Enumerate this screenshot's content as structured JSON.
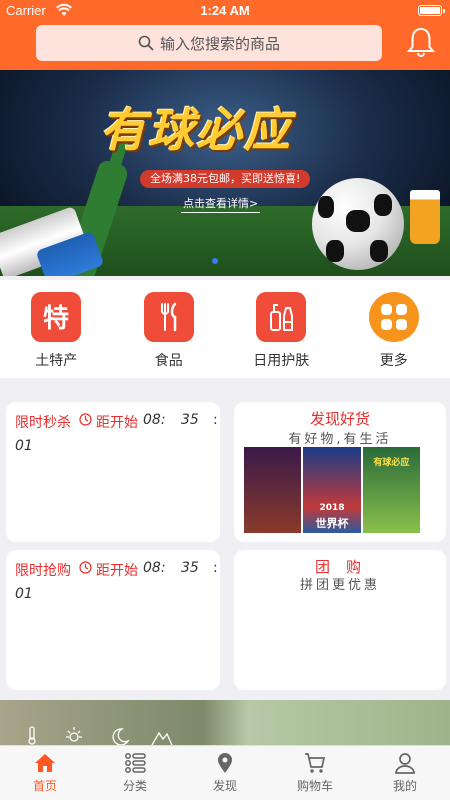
{
  "status": {
    "carrier": "Carrier",
    "time": "1:24 AM"
  },
  "header": {
    "search_placeholder": "输入您搜索的商品"
  },
  "banner": {
    "title": "有球必应",
    "promo": "全场满38元包邮，买即送惊喜!",
    "detail": "点击查看详情>"
  },
  "categories": [
    {
      "label": "土特产",
      "icon": "te-icon"
    },
    {
      "label": "食品",
      "icon": "utensils-icon"
    },
    {
      "label": "日用护肤",
      "icon": "skincare-icon"
    },
    {
      "label": "更多",
      "icon": "grid-icon"
    }
  ],
  "flash_sale": {
    "title": "限时秒杀",
    "distance": "距开始",
    "hours": "08:",
    "minutes": "35",
    "colon": ":",
    "seconds": "01"
  },
  "limited_buy": {
    "title": "限时抢购",
    "distance": "距开始",
    "hours": "08:",
    "minutes": "35",
    "colon": ":",
    "seconds": "01"
  },
  "discover": {
    "title": "发现好货",
    "subtitle": "有好物,有生活",
    "tags": [
      "有球必应",
      "世界杯",
      "2018"
    ]
  },
  "group": {
    "title": "团购",
    "subtitle": "拼团更优惠"
  },
  "tabs": [
    {
      "label": "首页",
      "icon": "home-icon",
      "active": true
    },
    {
      "label": "分类",
      "icon": "list-icon",
      "active": false
    },
    {
      "label": "发现",
      "icon": "location-icon",
      "active": false
    },
    {
      "label": "购物车",
      "icon": "cart-icon",
      "active": false
    },
    {
      "label": "我的",
      "icon": "user-icon",
      "active": false
    }
  ],
  "colors": {
    "accent": "#ff6a2b",
    "sale_red": "#e62e2e",
    "tab_active": "#ff5722"
  }
}
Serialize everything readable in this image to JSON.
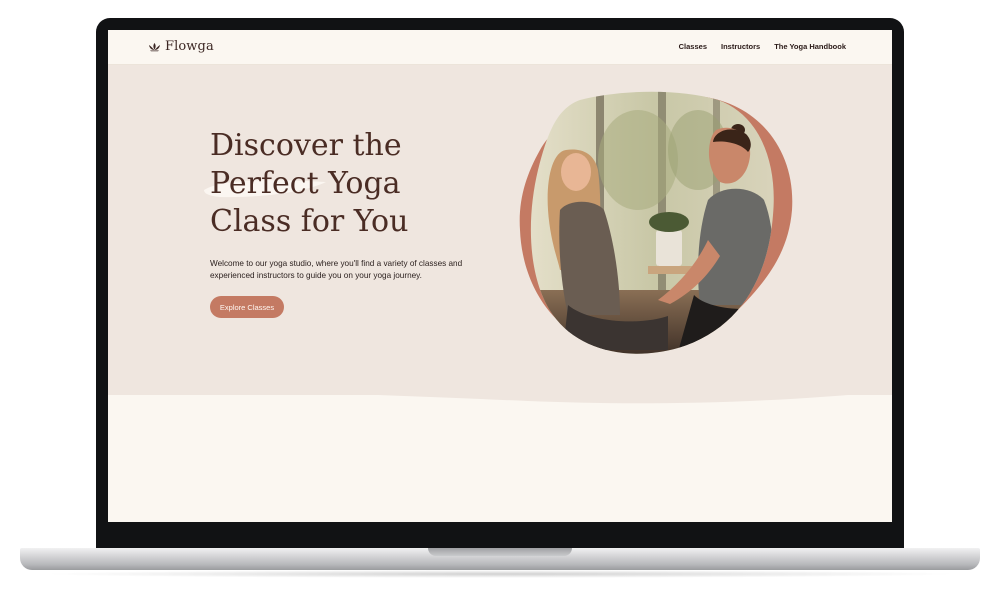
{
  "brand": {
    "name": "Flowga",
    "icon": "lotus-icon"
  },
  "nav": {
    "links": [
      "Classes",
      "Instructors",
      "The Yoga Handbook"
    ]
  },
  "hero": {
    "title_lines": [
      "Discover the",
      "Perfect Yoga",
      "Class for You"
    ],
    "description": "Welcome to our yoga studio, where you'll find a variety of classes and experienced instructors to guide you on your yoga journey.",
    "cta_label": "Explore Classes",
    "image": "photo-couple-smiling"
  },
  "colors": {
    "accent": "#c47a63",
    "hero_bg": "#efe6df",
    "page_bg": "#fbf7f1",
    "title": "#4a2c24"
  }
}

**Task statement:**
Copy every line of the listing that includes the string "image".

**Response for this exercise:**
Serialize everything readable in this image to JSON.
    "image": "photo-couple-smiling"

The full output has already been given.